(Saved entries)
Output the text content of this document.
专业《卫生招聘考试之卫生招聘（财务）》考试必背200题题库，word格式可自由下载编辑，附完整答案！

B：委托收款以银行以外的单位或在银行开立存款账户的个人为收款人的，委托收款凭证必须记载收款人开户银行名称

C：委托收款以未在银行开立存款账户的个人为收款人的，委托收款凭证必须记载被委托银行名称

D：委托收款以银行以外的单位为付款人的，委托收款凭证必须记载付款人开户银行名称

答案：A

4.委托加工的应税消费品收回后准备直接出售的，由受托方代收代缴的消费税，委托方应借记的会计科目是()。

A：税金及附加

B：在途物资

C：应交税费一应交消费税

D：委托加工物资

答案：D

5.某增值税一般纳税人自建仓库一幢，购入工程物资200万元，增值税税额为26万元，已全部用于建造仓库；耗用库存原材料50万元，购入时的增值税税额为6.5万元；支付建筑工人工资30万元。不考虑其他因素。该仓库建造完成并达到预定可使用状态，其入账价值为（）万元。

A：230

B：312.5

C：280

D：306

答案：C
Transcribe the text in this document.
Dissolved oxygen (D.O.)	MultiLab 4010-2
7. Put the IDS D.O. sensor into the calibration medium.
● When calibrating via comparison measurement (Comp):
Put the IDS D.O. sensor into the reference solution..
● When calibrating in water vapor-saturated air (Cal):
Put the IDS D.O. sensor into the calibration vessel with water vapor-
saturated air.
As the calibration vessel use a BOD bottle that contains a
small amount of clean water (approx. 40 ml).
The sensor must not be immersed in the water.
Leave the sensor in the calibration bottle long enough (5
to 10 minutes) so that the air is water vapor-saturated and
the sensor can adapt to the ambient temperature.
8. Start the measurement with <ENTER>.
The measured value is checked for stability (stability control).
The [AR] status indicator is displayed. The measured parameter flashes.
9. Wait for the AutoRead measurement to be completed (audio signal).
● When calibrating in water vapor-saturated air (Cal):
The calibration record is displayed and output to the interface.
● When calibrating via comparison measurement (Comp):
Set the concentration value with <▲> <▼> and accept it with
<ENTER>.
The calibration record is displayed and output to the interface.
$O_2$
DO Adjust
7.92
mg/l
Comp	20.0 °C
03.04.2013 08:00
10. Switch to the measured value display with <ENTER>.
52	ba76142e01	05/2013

- _Aim of the exercise_:
Copy out all of the records shown above exactly.

- _Output of the exercise_:
Output the text content of this document.
专业《卫生招聘考试之卫生招聘（财务）》考试必背200题题库，word格式可自由下载编辑，附完整答案！

B：委托收款以银行以外的单位或在银行开立存款账户的个人为收款人的，委托收款凭证必须记载收款人开户银行名称

C：委托收款以未在银行开立存款账户的个人为收款人的，委托收款凭证必须记载被委托银行名称

D：委托收款以银行以外的单位为付款人的，委托收款凭证必须记载付款人开户银行名称

答案：A

4.委托加工的应税消费品收回后准备直接出售的，由受托方代收代缴的消费税，委托方应借记的会计科目是()。

A：税金及附加

B：在途物资

C：应交税费一应交消费税

D：委托加工物资

答案：D

5.某增值税一般纳税人自建仓库一幢，购入工程物资200万元，增值税税额为26万元，已全部用于建造仓库；耗用库存原材料50万元，购入时的增值税税额为6.5万元；支付建筑工人工资30万元。不考虑其他因素。该仓库建造完成并达到预定可使用状态，其入账价值为（）万元。

A：230

B：312.5

C：280

D：306

答案：C
Transcribe the text in this document.
Dissolved oxygen (D.O.)	MultiLab 4010-2
7. Put the IDS D.O. sensor into the calibration medium.
● When calibrating via comparison measurement (Comp):
Put the IDS D.O. sensor into the reference solution..
● When calibrating in water vapor-saturated air (Cal):
Put the IDS D.O. sensor into the calibration vessel with water vapor-
saturated air.
As the calibration vessel use a BOD bottle that contains a
small amount of clean water (approx. 40 ml).
The sensor must not be immersed in the water.
Leave the sensor in the calibration bottle long enough (5
to 10 minutes) so that the air is water vapor-saturated and
the sensor can adapt to the ambient temperature.
8. Start the measurement with <ENTER>.
The measured value is checked for stability (stability control).
The [AR] status indicator is displayed. The measured parameter flashes.
9. Wait for the AutoRead measurement to be completed (audio signal).
● When calibrating in water vapor-saturated air (Cal):
The calibration record is displayed and output to the interface.
● When calibrating via comparison measurement (Comp):
Set the concentration value with <▲> <▼> and accept it with
<ENTER>.
The calibration record is displayed and output to the interface.
$O_2$
DO Adjust
7.92
mg/l
Comp	20.0 °C
03.04.2013 08:00
10. Switch to the measured value display with <ENTER>.
52	ba76142e01	05/2013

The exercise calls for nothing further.